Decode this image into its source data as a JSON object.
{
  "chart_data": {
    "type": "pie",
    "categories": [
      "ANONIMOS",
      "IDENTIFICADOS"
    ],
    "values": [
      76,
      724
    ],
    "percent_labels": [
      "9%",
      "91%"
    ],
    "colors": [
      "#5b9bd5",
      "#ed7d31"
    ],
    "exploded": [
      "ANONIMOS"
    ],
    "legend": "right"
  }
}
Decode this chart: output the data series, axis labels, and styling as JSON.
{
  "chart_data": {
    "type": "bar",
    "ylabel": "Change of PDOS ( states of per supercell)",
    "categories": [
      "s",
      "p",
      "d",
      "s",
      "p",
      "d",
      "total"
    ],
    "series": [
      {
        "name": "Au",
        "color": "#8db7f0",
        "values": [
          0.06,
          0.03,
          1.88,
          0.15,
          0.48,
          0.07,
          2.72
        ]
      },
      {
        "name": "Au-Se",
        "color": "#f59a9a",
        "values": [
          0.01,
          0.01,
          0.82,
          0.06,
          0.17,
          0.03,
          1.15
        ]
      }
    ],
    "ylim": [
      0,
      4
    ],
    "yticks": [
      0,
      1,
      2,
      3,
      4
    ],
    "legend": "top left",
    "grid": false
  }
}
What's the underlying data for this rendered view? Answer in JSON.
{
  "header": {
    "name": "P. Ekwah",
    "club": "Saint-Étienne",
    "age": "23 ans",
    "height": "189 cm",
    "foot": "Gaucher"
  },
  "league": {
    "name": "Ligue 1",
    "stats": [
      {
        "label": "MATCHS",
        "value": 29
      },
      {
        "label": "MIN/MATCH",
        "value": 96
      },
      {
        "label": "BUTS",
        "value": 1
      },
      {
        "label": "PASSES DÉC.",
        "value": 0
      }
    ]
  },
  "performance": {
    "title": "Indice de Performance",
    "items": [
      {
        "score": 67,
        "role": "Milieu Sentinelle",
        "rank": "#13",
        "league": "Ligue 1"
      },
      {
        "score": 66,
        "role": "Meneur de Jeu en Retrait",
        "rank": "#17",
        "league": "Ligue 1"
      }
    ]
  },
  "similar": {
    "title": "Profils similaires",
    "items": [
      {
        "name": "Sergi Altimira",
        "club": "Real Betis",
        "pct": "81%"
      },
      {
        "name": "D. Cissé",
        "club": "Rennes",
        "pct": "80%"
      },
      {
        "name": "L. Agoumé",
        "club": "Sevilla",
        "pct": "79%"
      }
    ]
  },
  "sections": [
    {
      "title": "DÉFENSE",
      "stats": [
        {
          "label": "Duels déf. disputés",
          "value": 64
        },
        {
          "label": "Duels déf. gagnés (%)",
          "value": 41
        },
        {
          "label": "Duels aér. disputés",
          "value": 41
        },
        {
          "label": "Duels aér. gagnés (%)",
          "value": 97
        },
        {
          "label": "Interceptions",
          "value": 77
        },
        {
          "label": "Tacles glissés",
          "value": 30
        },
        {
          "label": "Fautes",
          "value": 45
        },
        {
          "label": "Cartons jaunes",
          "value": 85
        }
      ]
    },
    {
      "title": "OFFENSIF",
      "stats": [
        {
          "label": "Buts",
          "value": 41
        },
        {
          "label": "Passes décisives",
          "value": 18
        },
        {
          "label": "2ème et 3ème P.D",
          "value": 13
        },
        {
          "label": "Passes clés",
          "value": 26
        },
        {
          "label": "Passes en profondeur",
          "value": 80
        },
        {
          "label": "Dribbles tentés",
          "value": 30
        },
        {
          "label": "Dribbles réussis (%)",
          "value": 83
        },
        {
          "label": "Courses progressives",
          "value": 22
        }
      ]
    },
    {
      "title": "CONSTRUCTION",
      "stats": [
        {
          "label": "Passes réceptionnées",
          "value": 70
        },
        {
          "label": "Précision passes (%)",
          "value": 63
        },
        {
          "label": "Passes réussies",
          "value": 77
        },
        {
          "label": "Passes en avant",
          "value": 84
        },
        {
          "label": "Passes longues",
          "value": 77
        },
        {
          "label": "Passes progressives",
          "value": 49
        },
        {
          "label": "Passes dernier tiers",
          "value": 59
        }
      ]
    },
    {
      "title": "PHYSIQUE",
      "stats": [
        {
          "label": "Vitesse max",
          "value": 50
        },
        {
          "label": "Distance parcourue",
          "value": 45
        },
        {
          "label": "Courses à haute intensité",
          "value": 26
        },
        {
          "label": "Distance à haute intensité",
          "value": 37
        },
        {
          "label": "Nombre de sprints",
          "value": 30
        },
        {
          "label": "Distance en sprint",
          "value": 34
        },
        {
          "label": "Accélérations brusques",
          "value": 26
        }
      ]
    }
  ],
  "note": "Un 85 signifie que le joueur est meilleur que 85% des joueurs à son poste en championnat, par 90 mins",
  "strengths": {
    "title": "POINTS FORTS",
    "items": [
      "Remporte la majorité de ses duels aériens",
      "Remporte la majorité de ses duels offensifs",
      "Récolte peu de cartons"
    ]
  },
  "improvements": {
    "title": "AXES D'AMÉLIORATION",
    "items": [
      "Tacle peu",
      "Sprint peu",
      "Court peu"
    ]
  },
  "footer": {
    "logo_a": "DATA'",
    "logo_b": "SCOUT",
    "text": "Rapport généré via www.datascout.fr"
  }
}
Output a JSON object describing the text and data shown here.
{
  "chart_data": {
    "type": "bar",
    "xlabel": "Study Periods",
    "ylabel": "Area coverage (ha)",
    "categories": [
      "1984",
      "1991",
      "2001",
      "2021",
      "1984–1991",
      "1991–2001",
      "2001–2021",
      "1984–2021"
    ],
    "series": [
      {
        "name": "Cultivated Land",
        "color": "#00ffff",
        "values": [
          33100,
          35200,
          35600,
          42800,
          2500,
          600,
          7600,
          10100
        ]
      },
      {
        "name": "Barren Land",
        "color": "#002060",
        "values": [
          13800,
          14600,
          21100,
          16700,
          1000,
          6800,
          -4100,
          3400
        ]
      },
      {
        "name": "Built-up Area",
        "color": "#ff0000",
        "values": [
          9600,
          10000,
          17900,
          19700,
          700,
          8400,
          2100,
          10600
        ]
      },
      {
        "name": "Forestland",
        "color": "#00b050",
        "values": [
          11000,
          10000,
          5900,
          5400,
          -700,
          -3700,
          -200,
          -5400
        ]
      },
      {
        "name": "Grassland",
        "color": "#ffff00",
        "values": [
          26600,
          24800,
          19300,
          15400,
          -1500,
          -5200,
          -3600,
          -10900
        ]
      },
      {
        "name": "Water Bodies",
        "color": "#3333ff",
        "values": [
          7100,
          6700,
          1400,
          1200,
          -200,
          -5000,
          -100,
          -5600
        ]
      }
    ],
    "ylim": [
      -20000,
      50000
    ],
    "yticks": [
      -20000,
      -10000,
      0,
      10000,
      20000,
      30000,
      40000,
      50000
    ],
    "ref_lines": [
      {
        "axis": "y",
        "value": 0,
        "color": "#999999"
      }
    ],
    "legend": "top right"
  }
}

Written instruction: Return each entry from the material above exactly as it appears.

Task result:
Decode this image into its source data as a JSON object.
{
  "chart_data": {
    "type": "pie",
    "categories": [
      "ANONIMOS",
      "IDENTIFICADOS"
    ],
    "values": [
      76,
      724
    ],
    "percent_labels": [
      "9%",
      "91%"
    ],
    "colors": [
      "#5b9bd5",
      "#ed7d31"
    ],
    "exploded": [
      "ANONIMOS"
    ],
    "legend": "right"
  }
}
Decode this chart: output the data series, axis labels, and styling as JSON.
{
  "chart_data": {
    "type": "bar",
    "ylabel": "Change of PDOS ( states of per supercell)",
    "categories": [
      "s",
      "p",
      "d",
      "s",
      "p",
      "d",
      "total"
    ],
    "series": [
      {
        "name": "Au",
        "color": "#8db7f0",
        "values": [
          0.06,
          0.03,
          1.88,
          0.15,
          0.48,
          0.07,
          2.72
        ]
      },
      {
        "name": "Au-Se",
        "color": "#f59a9a",
        "values": [
          0.01,
          0.01,
          0.82,
          0.06,
          0.17,
          0.03,
          1.15
        ]
      }
    ],
    "ylim": [
      0,
      4
    ],
    "yticks": [
      0,
      1,
      2,
      3,
      4
    ],
    "legend": "top left",
    "grid": false
  }
}
What's the underlying data for this rendered view? Answer in JSON.
{
  "header": {
    "name": "P. Ekwah",
    "club": "Saint-Étienne",
    "age": "23 ans",
    "height": "189 cm",
    "foot": "Gaucher"
  },
  "league": {
    "name": "Ligue 1",
    "stats": [
      {
        "label": "MATCHS",
        "value": 29
      },
      {
        "label": "MIN/MATCH",
        "value": 96
      },
      {
        "label": "BUTS",
        "value": 1
      },
      {
        "label": "PASSES DÉC.",
        "value": 0
      }
    ]
  },
  "performance": {
    "title": "Indice de Performance",
    "items": [
      {
        "score": 67,
        "role": "Milieu Sentinelle",
        "rank": "#13",
        "league": "Ligue 1"
      },
      {
        "score": 66,
        "role": "Meneur de Jeu en Retrait",
        "rank": "#17",
        "league": "Ligue 1"
      }
    ]
  },
  "similar": {
    "title": "Profils similaires",
    "items": [
      {
        "name": "Sergi Altimira",
        "club": "Real Betis",
        "pct": "81%"
      },
      {
        "name": "D. Cissé",
        "club": "Rennes",
        "pct": "80%"
      },
      {
        "name": "L. Agoumé",
        "club": "Sevilla",
        "pct": "79%"
      }
    ]
  },
  "sections": [
    {
      "title": "DÉFENSE",
      "stats": [
        {
          "label": "Duels déf. disputés",
          "value": 64
        },
        {
          "label": "Duels déf. gagnés (%)",
          "value": 41
        },
        {
          "label": "Duels aér. disputés",
          "value": 41
        },
        {
          "label": "Duels aér. gagnés (%)",
          "value": 97
        },
        {
          "label": "Interceptions",
          "value": 77
        },
        {
          "label": "Tacles glissés",
          "value": 30
        },
        {
          "label": "Fautes",
          "value": 45
        },
        {
          "label": "Cartons jaunes",
          "value": 85
        }
      ]
    },
    {
      "title": "OFFENSIF",
      "stats": [
        {
          "label": "Buts",
          "value": 41
        },
        {
          "label": "Passes décisives",
          "value": 18
        },
        {
          "label": "2ème et 3ème P.D",
          "value": 13
        },
        {
          "label": "Passes clés",
          "value": 26
        },
        {
          "label": "Passes en profondeur",
          "value": 80
        },
        {
          "label": "Dribbles tentés",
          "value": 30
        },
        {
          "label": "Dribbles réussis (%)",
          "value": 83
        },
        {
          "label": "Courses progressives",
          "value": 22
        }
      ]
    },
    {
      "title": "CONSTRUCTION",
      "stats": [
        {
          "label": "Passes réceptionnées",
          "value": 70
        },
        {
          "label": "Précision passes (%)",
          "value": 63
        },
        {
          "label": "Passes réussies",
          "value": 77
        },
        {
          "label": "Passes en avant",
          "value": 84
        },
        {
          "label": "Passes longues",
          "value": 77
        },
        {
          "label": "Passes progressives",
          "value": 49
        },
        {
          "label": "Passes dernier tiers",
          "value": 59
        }
      ]
    },
    {
      "title": "PHYSIQUE",
      "stats": [
        {
          "label": "Vitesse max",
          "value": 50
        },
        {
          "label": "Distance parcourue",
          "value": 45
        },
        {
          "label": "Courses à haute intensité",
          "value": 26
        },
        {
          "label": "Distance à haute intensité",
          "value": 37
        },
        {
          "label": "Nombre de sprints",
          "value": 30
        },
        {
          "label": "Distance en sprint",
          "value": 34
        },
        {
          "label": "Accélérations brusques",
          "value": 26
        }
      ]
    }
  ],
  "note": "Un 85 signifie que le joueur est meilleur que 85% des joueurs à son poste en championnat, par 90 mins",
  "strengths": {
    "title": "POINTS FORTS",
    "items": [
      "Remporte la majorité de ses duels aériens",
      "Remporte la majorité de ses duels offensifs",
      "Récolte peu de cartons"
    ]
  },
  "improvements": {
    "title": "AXES D'AMÉLIORATION",
    "items": [
      "Tacle peu",
      "Sprint peu",
      "Court peu"
    ]
  },
  "footer": {
    "logo_a": "DATA'",
    "logo_b": "SCOUT",
    "text": "Rapport généré via www.datascout.fr"
  }
}
Output a JSON object describing the text and data shown here.
{
  "chart_data": {
    "type": "bar",
    "xlabel": "Study Periods",
    "ylabel": "Area coverage (ha)",
    "categories": [
      "1984",
      "1991",
      "2001",
      "2021",
      "1984–1991",
      "1991–2001",
      "2001–2021",
      "1984–2021"
    ],
    "series": [
      {
        "name": "Cultivated Land",
        "color": "#00ffff",
        "values": [
          33100,
          35200,
          35600,
          42800,
          2500,
          600,
          7600,
          10100
        ]
      },
      {
        "name": "Barren Land",
        "color": "#002060",
        "values": [
          13800,
          14600,
          21100,
          16700,
          1000,
          6800,
          -4100,
          3400
        ]
      },
      {
        "name": "Built-up Area",
        "color": "#ff0000",
        "values": [
          9600,
          10000,
          17900,
          19700,
          700,
          8400,
          2100,
          10600
        ]
      },
      {
        "name": "Forestland",
        "color": "#00b050",
        "values": [
          11000,
          10000,
          5900,
          5400,
          -700,
          -3700,
          -200,
          -5400
        ]
      },
      {
        "name": "Grassland",
        "color": "#ffff00",
        "values": [
          26600,
          24800,
          19300,
          15400,
          -1500,
          -5200,
          -3600,
          -10900
        ]
      },
      {
        "name": "Water Bodies",
        "color": "#3333ff",
        "values": [
          7100,
          6700,
          1400,
          1200,
          -200,
          -5000,
          -100,
          -5600
        ]
      }
    ],
    "ylim": [
      -20000,
      50000
    ],
    "yticks": [
      -20000,
      -10000,
      0,
      10000,
      20000,
      30000,
      40000,
      50000
    ],
    "ref_lines": [
      {
        "axis": "y",
        "value": 0,
        "color": "#999999"
      }
    ],
    "legend": "top right"
  }
}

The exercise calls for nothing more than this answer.